• Goal of the exercise: Transcribe every entry word for word. Skip the pictures.

• Data listing:
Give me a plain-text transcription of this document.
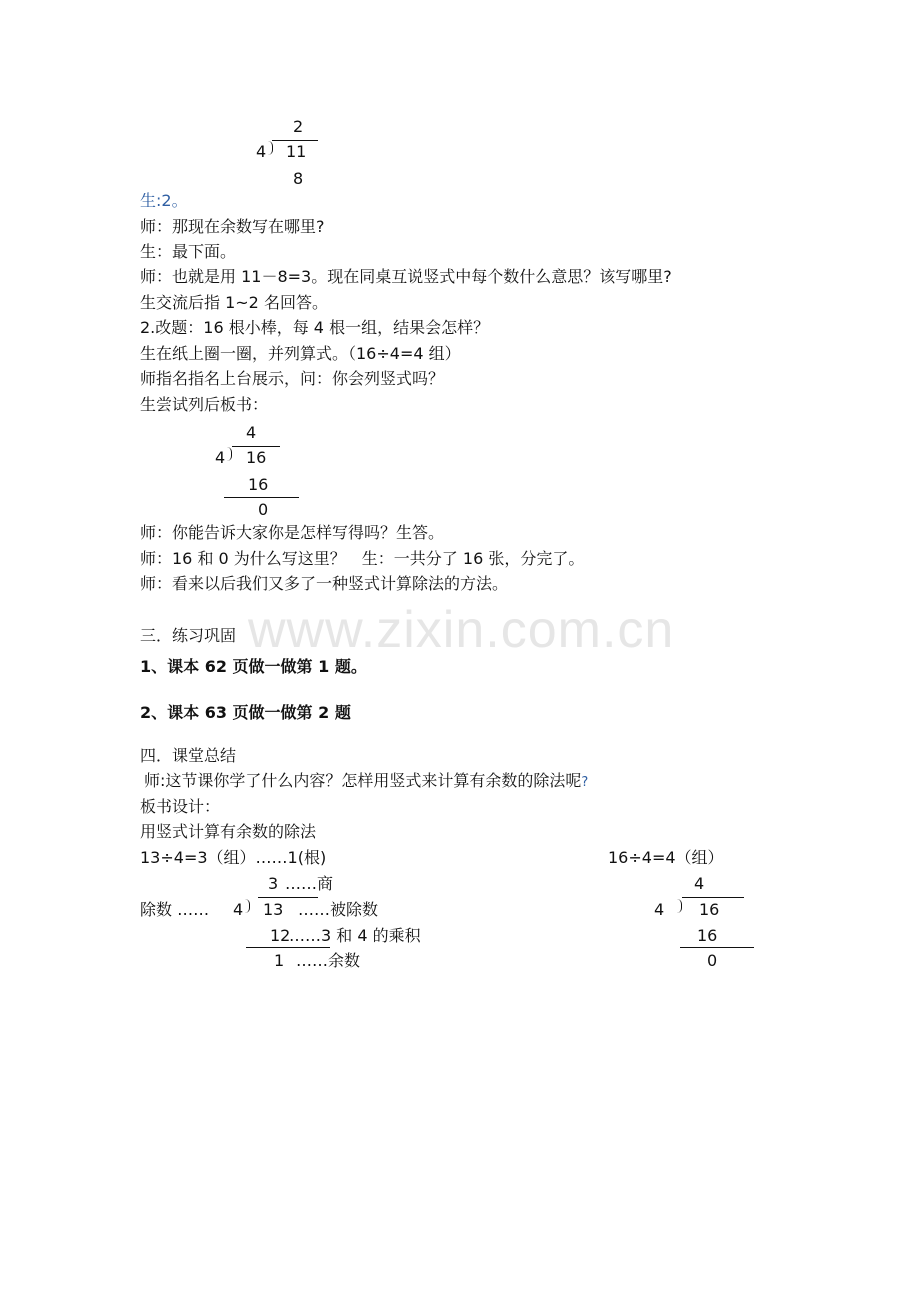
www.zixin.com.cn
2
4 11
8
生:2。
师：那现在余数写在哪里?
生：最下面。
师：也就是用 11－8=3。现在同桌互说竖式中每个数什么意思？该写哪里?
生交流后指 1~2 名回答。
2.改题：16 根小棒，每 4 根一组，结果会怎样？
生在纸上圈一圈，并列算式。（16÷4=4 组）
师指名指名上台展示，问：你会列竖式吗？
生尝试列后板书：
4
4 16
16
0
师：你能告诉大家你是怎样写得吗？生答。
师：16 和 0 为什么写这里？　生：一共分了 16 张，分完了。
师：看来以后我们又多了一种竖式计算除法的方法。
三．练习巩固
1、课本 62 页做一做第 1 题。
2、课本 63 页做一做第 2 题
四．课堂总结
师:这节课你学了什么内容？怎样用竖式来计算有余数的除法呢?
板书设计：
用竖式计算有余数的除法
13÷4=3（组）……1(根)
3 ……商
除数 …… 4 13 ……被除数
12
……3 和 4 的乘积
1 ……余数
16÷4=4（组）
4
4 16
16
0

• Worked solution:
Give me a plain-text transcription of this document.
www.zixin.com.cn
2
4 11
8
生:2。
师：那现在余数写在哪里?
生：最下面。
师：也就是用 11－8=3。现在同桌互说竖式中每个数什么意思？该写哪里?
生交流后指 1~2 名回答。
2.改题：16 根小棒，每 4 根一组，结果会怎样？
生在纸上圈一圈，并列算式。（16÷4=4 组）
师指名指名上台展示，问：你会列竖式吗？
生尝试列后板书：
4
4 16
16
0
师：你能告诉大家你是怎样写得吗？生答。
师：16 和 0 为什么写这里？　生：一共分了 16 张，分完了。
师：看来以后我们又多了一种竖式计算除法的方法。
三．练习巩固
1、课本 62 页做一做第 1 题。
2、课本 63 页做一做第 2 题
四．课堂总结
师:这节课你学了什么内容？怎样用竖式来计算有余数的除法呢?
板书设计：
用竖式计算有余数的除法
13÷4=3（组）……1(根)
3 ……商
除数 …… 4 13 ……被除数
12
……3 和 4 的乘积
1 ……余数
16÷4=4（组）
4
4 16
16
0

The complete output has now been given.